▶ **REQUISITOS DA TAREFA**
Como fica em inglês a frase "Precisamos de distanciamento e vacina.", do texto da página?

-------- TEXTO DA PÁGINA

Na sua visão, há omissão de parte do Congresso quanto a processo de impeachment?

Crimes de responsabilidade ele já cometeu às pencas. O problema é que o Congresso, majoritariamente, não fará isso neste momento. Mas espero que um dia, a continuar do jeito que está, o único jeito de sairmos desse buraco é ter o impeachment dele. Ele não contribui e isso prejudica a economia brasileira. Imagina até quando vamos recuperar tudo que se perdeu. Precisamos de distanciamento e vacina. Não temos nenhum dos dois.

Esse comportamento em relação às orientações científicas e especializadas também é visto em parlamentares. Acha que há uma crise de responsabilidade política nesse sentido?

----------------
-------- TRECHOS DOS ITENS

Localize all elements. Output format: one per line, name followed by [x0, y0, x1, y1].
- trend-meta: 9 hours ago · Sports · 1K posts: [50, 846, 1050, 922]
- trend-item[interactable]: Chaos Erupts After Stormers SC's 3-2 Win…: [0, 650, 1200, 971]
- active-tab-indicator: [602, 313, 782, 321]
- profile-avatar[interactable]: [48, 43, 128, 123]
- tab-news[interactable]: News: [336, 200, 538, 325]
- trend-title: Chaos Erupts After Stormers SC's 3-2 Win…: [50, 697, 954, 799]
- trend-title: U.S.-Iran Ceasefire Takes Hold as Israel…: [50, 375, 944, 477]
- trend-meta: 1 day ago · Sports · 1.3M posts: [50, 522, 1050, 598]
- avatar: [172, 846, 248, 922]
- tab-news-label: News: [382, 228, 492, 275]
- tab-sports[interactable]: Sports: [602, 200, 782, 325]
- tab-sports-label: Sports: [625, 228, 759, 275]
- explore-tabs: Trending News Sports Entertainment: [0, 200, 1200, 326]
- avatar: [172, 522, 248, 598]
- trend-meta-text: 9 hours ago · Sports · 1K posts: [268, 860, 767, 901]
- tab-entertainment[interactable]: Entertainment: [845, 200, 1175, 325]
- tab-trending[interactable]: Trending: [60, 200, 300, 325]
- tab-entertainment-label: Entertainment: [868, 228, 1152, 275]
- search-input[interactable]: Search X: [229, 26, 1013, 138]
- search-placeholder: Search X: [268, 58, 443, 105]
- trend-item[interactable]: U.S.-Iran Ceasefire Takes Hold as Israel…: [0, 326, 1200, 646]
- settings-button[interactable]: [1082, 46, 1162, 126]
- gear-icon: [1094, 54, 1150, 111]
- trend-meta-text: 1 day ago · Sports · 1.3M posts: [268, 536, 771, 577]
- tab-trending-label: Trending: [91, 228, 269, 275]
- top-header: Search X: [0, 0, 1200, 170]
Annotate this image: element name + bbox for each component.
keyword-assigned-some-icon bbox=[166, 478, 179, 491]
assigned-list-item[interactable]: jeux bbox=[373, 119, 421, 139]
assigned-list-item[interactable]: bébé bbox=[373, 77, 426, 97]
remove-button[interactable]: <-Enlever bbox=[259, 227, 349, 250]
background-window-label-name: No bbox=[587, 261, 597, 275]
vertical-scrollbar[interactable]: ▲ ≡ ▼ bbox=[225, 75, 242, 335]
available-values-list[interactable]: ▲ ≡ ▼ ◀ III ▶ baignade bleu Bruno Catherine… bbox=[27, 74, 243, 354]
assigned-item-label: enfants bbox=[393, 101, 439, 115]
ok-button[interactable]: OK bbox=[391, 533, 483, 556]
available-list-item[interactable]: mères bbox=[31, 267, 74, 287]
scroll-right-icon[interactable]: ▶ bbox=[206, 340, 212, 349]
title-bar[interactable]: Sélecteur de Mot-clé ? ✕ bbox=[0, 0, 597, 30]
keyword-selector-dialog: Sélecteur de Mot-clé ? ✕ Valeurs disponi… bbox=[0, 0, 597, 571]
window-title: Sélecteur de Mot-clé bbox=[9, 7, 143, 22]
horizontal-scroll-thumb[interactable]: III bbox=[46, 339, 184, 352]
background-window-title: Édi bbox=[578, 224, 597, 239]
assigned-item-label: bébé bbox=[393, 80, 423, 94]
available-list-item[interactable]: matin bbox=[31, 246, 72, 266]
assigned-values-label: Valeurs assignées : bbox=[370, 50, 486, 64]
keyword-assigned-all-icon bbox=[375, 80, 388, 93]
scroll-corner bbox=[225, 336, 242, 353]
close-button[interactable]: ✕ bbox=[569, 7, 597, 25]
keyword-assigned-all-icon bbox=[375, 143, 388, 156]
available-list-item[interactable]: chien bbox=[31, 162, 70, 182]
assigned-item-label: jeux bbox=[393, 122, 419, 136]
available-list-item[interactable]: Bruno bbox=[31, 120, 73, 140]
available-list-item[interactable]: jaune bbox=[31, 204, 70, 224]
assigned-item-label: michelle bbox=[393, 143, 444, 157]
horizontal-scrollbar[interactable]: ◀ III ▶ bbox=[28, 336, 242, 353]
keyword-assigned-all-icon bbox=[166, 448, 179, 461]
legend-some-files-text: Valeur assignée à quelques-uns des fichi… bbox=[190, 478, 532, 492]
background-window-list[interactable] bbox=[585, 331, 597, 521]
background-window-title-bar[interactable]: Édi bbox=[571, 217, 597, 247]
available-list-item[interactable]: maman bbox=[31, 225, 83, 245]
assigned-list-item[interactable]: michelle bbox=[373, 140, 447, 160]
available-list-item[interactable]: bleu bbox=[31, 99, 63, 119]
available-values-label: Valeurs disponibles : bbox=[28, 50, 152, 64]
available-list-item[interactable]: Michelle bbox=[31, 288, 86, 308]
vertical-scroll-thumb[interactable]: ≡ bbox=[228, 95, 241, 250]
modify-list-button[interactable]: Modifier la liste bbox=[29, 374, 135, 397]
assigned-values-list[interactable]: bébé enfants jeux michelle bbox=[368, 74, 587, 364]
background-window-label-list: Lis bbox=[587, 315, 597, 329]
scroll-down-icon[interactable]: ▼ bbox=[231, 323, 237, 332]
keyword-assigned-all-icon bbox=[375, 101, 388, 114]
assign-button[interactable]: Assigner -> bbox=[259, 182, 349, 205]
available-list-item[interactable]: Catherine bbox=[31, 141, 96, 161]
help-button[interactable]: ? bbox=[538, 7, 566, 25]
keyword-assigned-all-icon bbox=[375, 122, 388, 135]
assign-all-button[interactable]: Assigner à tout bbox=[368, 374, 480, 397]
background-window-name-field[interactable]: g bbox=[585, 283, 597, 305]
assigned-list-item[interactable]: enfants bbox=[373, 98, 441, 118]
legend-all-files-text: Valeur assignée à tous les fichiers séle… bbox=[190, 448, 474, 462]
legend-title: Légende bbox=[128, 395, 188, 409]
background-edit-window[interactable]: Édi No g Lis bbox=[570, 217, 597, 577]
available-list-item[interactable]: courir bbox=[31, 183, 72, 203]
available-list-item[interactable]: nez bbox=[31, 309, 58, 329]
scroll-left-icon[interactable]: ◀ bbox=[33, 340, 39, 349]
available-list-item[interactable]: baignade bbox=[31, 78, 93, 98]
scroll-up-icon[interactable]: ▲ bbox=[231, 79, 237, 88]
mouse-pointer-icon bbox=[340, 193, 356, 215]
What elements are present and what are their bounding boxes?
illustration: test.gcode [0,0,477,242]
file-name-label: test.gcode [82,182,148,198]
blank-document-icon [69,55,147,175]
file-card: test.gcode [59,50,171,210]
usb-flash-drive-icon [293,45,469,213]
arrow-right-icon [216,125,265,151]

----------------

▶ **RESULTADO DO EXERCÍCIO**
We need distancing and vaccines.